Dataset extract:
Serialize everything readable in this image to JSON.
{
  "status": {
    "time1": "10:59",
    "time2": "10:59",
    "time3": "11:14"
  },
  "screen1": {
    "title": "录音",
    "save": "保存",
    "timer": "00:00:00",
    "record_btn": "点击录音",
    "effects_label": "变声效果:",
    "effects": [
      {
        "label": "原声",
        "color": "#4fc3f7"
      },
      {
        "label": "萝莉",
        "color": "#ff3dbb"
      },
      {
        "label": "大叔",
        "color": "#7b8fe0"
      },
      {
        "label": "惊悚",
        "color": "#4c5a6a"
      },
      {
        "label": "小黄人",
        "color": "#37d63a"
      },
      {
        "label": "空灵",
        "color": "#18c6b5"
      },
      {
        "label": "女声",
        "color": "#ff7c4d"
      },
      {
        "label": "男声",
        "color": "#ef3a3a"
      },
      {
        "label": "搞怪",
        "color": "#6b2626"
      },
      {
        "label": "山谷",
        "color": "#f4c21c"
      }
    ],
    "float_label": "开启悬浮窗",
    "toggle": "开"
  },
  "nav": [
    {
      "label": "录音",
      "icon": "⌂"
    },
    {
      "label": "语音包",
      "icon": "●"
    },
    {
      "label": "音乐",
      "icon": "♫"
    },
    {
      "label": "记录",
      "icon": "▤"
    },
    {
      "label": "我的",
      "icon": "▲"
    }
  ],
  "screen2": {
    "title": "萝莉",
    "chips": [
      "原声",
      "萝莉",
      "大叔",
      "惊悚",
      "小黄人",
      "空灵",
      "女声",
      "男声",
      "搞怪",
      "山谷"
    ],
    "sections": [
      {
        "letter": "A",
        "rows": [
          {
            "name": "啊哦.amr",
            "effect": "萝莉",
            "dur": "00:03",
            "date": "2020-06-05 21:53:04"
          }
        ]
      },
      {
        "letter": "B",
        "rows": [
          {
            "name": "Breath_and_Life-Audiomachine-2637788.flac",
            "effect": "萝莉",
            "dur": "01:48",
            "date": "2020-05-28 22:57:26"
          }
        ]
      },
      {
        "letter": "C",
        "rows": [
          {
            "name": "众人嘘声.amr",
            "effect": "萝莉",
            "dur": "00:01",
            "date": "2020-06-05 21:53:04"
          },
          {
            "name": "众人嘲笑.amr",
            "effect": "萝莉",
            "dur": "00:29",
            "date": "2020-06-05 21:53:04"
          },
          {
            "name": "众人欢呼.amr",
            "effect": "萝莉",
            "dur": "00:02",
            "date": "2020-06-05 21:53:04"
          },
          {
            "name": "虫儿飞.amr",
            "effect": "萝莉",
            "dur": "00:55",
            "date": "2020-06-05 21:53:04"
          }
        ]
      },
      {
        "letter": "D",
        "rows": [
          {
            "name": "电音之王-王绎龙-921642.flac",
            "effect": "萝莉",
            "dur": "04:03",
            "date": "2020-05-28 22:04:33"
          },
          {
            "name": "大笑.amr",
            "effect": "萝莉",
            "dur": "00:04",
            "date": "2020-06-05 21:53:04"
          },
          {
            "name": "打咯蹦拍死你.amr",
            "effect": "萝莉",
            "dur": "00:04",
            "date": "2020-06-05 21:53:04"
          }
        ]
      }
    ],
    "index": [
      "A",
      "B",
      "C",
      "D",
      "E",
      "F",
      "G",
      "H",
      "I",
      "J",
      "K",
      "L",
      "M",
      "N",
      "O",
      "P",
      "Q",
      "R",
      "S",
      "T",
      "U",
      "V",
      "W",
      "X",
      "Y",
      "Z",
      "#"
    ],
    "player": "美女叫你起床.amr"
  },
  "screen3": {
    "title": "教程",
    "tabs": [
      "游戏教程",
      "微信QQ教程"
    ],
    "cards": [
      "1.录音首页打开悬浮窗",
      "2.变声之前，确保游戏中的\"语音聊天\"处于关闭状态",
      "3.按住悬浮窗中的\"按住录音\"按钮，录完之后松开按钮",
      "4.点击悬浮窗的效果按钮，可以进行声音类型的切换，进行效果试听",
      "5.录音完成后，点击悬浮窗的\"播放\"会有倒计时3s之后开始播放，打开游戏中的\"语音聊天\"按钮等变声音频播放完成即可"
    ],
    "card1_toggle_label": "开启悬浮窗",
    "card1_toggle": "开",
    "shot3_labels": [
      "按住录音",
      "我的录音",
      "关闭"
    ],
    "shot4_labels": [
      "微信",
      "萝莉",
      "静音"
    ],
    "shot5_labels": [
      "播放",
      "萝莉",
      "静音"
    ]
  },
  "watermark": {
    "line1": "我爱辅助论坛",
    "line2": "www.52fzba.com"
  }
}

Goal: Set down every record above exactly as given.

The response:
Serialize everything readable in this image to JSON.
{
  "status": {
    "time1": "10:59",
    "time2": "10:59",
    "time3": "11:14"
  },
  "screen1": {
    "title": "录音",
    "save": "保存",
    "timer": "00:00:00",
    "record_btn": "点击录音",
    "effects_label": "变声效果:",
    "effects": [
      {
        "label": "原声",
        "color": "#4fc3f7"
      },
      {
        "label": "萝莉",
        "color": "#ff3dbb"
      },
      {
        "label": "大叔",
        "color": "#7b8fe0"
      },
      {
        "label": "惊悚",
        "color": "#4c5a6a"
      },
      {
        "label": "小黄人",
        "color": "#37d63a"
      },
      {
        "label": "空灵",
        "color": "#18c6b5"
      },
      {
        "label": "女声",
        "color": "#ff7c4d"
      },
      {
        "label": "男声",
        "color": "#ef3a3a"
      },
      {
        "label": "搞怪",
        "color": "#6b2626"
      },
      {
        "label": "山谷",
        "color": "#f4c21c"
      }
    ],
    "float_label": "开启悬浮窗",
    "toggle": "开"
  },
  "nav": [
    {
      "label": "录音",
      "icon": "⌂"
    },
    {
      "label": "语音包",
      "icon": "●"
    },
    {
      "label": "音乐",
      "icon": "♫"
    },
    {
      "label": "记录",
      "icon": "▤"
    },
    {
      "label": "我的",
      "icon": "▲"
    }
  ],
  "screen2": {
    "title": "萝莉",
    "chips": [
      "原声",
      "萝莉",
      "大叔",
      "惊悚",
      "小黄人",
      "空灵",
      "女声",
      "男声",
      "搞怪",
      "山谷"
    ],
    "sections": [
      {
        "letter": "A",
        "rows": [
          {
            "name": "啊哦.amr",
            "effect": "萝莉",
            "dur": "00:03",
            "date": "2020-06-05 21:53:04"
          }
        ]
      },
      {
        "letter": "B",
        "rows": [
          {
            "name": "Breath_and_Life-Audiomachine-2637788.flac",
            "effect": "萝莉",
            "dur": "01:48",
            "date": "2020-05-28 22:57:26"
          }
        ]
      },
      {
        "letter": "C",
        "rows": [
          {
            "name": "众人嘘声.amr",
            "effect": "萝莉",
            "dur": "00:01",
            "date": "2020-06-05 21:53:04"
          },
          {
            "name": "众人嘲笑.amr",
            "effect": "萝莉",
            "dur": "00:29",
            "date": "2020-06-05 21:53:04"
          },
          {
            "name": "众人欢呼.amr",
            "effect": "萝莉",
            "dur": "00:02",
            "date": "2020-06-05 21:53:04"
          },
          {
            "name": "虫儿飞.amr",
            "effect": "萝莉",
            "dur": "00:55",
            "date": "2020-06-05 21:53:04"
          }
        ]
      },
      {
        "letter": "D",
        "rows": [
          {
            "name": "电音之王-王绎龙-921642.flac",
            "effect": "萝莉",
            "dur": "04:03",
            "date": "2020-05-28 22:04:33"
          },
          {
            "name": "大笑.amr",
            "effect": "萝莉",
            "dur": "00:04",
            "date": "2020-06-05 21:53:04"
          },
          {
            "name": "打咯蹦拍死你.amr",
            "effect": "萝莉",
            "dur": "00:04",
            "date": "2020-06-05 21:53:04"
          }
        ]
      }
    ],
    "index": [
      "A",
      "B",
      "C",
      "D",
      "E",
      "F",
      "G",
      "H",
      "I",
      "J",
      "K",
      "L",
      "M",
      "N",
      "O",
      "P",
      "Q",
      "R",
      "S",
      "T",
      "U",
      "V",
      "W",
      "X",
      "Y",
      "Z",
      "#"
    ],
    "player": "美女叫你起床.amr"
  },
  "screen3": {
    "title": "教程",
    "tabs": [
      "游戏教程",
      "微信QQ教程"
    ],
    "cards": [
      "1.录音首页打开悬浮窗",
      "2.变声之前，确保游戏中的\"语音聊天\"处于关闭状态",
      "3.按住悬浮窗中的\"按住录音\"按钮，录完之后松开按钮",
      "4.点击悬浮窗的效果按钮，可以进行声音类型的切换，进行效果试听",
      "5.录音完成后，点击悬浮窗的\"播放\"会有倒计时3s之后开始播放，打开游戏中的\"语音聊天\"按钮等变声音频播放完成即可"
    ],
    "card1_toggle_label": "开启悬浮窗",
    "card1_toggle": "开",
    "shot3_labels": [
      "按住录音",
      "我的录音",
      "关闭"
    ],
    "shot4_labels": [
      "微信",
      "萝莉",
      "静音"
    ],
    "shot5_labels": [
      "播放",
      "萝莉",
      "静音"
    ]
  },
  "watermark": {
    "line1": "我爱辅助论坛",
    "line2": "www.52fzba.com"
  }
}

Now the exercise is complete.